## WHAT IS ASKED
Read through the data and report every line in which the word "저작물의" occurs.

## SUPPLIED RECORDS
------------------------------

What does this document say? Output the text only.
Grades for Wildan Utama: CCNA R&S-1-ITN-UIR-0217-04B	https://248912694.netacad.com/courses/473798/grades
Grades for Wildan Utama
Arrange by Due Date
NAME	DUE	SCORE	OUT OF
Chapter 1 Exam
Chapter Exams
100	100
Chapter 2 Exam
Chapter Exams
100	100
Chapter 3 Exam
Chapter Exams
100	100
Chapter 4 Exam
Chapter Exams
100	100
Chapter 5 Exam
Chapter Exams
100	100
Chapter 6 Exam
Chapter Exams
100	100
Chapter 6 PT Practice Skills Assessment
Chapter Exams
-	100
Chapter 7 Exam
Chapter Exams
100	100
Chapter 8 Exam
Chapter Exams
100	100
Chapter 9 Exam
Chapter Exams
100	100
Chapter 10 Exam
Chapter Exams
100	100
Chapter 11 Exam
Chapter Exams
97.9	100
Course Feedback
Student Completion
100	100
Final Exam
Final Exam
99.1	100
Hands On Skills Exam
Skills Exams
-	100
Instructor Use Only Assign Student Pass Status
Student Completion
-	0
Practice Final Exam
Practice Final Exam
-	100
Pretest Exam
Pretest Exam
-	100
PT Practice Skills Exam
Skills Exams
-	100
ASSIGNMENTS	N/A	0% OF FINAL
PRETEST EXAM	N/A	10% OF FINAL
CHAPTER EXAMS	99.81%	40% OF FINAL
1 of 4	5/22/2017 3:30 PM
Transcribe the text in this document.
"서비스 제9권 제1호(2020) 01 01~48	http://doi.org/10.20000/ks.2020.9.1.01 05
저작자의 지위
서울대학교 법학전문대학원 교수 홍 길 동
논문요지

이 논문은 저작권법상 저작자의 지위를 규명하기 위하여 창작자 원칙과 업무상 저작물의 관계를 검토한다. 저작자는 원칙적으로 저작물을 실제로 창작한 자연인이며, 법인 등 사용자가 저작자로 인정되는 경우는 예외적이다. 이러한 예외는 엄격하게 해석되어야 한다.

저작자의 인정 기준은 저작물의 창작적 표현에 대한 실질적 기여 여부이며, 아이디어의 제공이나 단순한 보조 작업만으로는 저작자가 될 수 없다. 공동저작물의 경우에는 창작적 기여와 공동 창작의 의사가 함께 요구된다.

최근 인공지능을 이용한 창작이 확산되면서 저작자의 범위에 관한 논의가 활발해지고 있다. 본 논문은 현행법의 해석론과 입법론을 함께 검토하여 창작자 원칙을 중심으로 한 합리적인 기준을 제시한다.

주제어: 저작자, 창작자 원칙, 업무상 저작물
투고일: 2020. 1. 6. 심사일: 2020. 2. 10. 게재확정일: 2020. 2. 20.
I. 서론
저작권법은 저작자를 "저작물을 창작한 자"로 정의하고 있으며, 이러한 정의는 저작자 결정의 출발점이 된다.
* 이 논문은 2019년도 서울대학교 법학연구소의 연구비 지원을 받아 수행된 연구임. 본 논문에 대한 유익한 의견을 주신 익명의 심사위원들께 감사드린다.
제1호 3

------------------------------

## WRITTEN SOLUTION
이 논문은 저작권법상 저작자의 지위를 규명하기 위하여 창작자 원칙과 업무상 저작물의 관계를 검토한다. 저작자는 원칙적으로 저작물을 실제로 창작한 자연인이며, 법인 등 사용자가 저작자로 인정되는 경우는 예외적이다. 이러한 예외는 엄격하게 해석되어야 한다.
저작자의 인정 기준은 저작물의 창작적 표현에 대한 실질적 기여 여부이며, 아이디어의 제공이나 단순한 보조 작업만으로는 저작자가 될 수 없다. 공동저작물의 경우에는 창작적 기여와 공동 창작의 의사가 함께 요구된다.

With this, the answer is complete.